A run of records:
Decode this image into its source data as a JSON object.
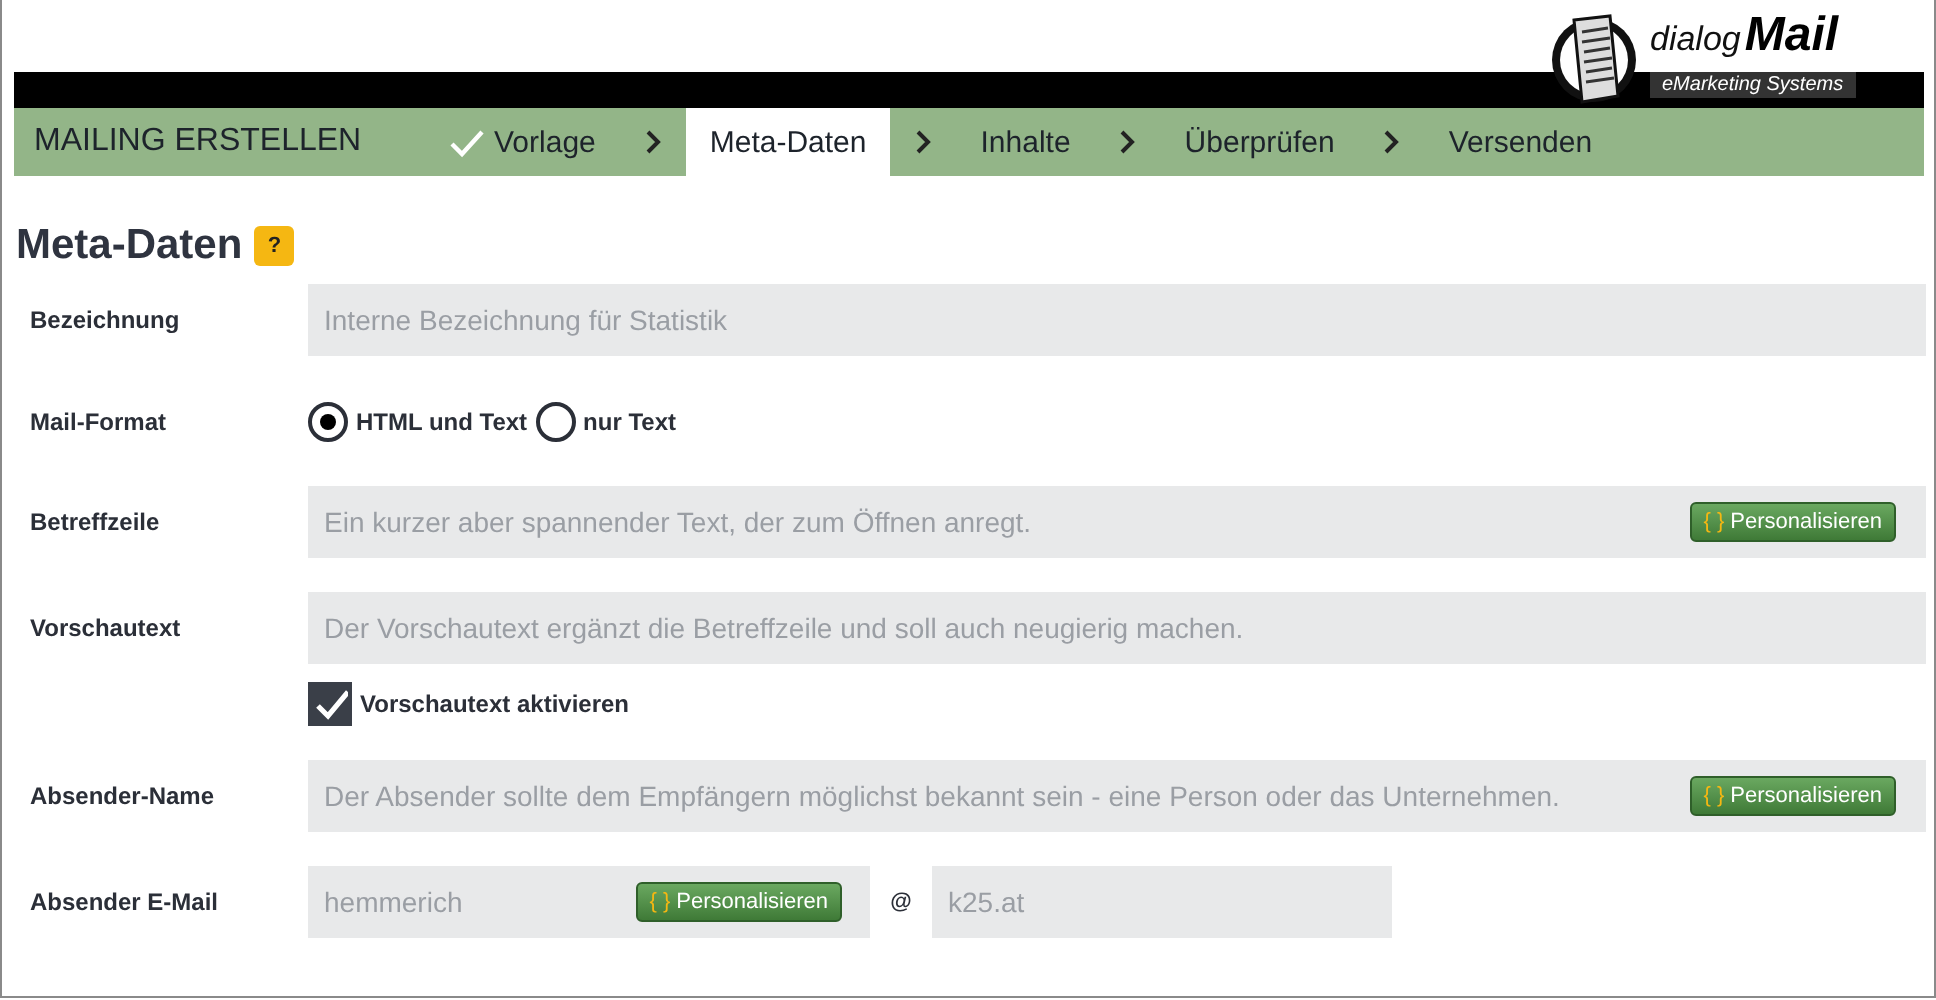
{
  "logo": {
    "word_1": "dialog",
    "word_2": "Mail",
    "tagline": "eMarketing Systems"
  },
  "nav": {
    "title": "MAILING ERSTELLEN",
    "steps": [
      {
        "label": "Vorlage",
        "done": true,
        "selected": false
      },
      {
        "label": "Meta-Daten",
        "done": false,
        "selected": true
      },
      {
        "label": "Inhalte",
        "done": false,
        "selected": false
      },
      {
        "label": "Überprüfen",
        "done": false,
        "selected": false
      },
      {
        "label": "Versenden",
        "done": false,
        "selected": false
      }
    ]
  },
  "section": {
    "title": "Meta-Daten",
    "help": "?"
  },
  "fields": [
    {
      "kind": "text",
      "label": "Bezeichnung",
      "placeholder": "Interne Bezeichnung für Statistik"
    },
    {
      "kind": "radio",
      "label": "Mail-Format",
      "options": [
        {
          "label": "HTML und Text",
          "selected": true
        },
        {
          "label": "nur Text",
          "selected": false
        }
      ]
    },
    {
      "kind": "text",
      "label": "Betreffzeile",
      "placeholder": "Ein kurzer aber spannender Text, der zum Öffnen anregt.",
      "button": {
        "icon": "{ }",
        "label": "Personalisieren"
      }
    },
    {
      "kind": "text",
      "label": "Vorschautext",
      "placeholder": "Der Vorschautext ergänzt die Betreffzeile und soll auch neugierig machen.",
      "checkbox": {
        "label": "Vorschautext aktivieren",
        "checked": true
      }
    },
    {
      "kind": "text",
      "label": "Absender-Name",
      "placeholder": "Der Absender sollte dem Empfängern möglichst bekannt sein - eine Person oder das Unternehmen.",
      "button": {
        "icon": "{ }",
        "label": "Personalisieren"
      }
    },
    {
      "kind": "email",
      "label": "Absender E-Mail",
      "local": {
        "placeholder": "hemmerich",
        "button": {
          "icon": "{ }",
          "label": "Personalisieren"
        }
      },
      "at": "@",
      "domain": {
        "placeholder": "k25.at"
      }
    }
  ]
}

WHAT YOU NEED TO DO. Quote the records above in full, dropping each picture.

ANSWER TO THE TASK.
Decode this image into its source data as a JSON object.
{
  "logo": {
    "word_1": "dialog",
    "word_2": "Mail",
    "tagline": "eMarketing Systems"
  },
  "nav": {
    "title": "MAILING ERSTELLEN",
    "steps": [
      {
        "label": "Vorlage",
        "done": true,
        "selected": false
      },
      {
        "label": "Meta-Daten",
        "done": false,
        "selected": true
      },
      {
        "label": "Inhalte",
        "done": false,
        "selected": false
      },
      {
        "label": "Überprüfen",
        "done": false,
        "selected": false
      },
      {
        "label": "Versenden",
        "done": false,
        "selected": false
      }
    ]
  },
  "section": {
    "title": "Meta-Daten",
    "help": "?"
  },
  "fields": [
    {
      "kind": "text",
      "label": "Bezeichnung",
      "placeholder": "Interne Bezeichnung für Statistik"
    },
    {
      "kind": "radio",
      "label": "Mail-Format",
      "options": [
        {
          "label": "HTML und Text",
          "selected": true
        },
        {
          "label": "nur Text",
          "selected": false
        }
      ]
    },
    {
      "kind": "text",
      "label": "Betreffzeile",
      "placeholder": "Ein kurzer aber spannender Text, der zum Öffnen anregt.",
      "button": {
        "icon": "{ }",
        "label": "Personalisieren"
      }
    },
    {
      "kind": "text",
      "label": "Vorschautext",
      "placeholder": "Der Vorschautext ergänzt die Betreffzeile und soll auch neugierig machen.",
      "checkbox": {
        "label": "Vorschautext aktivieren",
        "checked": true
      }
    },
    {
      "kind": "text",
      "label": "Absender-Name",
      "placeholder": "Der Absender sollte dem Empfängern möglichst bekannt sein - eine Person oder das Unternehmen.",
      "button": {
        "icon": "{ }",
        "label": "Personalisieren"
      }
    },
    {
      "kind": "email",
      "label": "Absender E-Mail",
      "local": {
        "placeholder": "hemmerich",
        "button": {
          "icon": "{ }",
          "label": "Personalisieren"
        }
      },
      "at": "@",
      "domain": {
        "placeholder": "k25.at"
      }
    }
  ]
}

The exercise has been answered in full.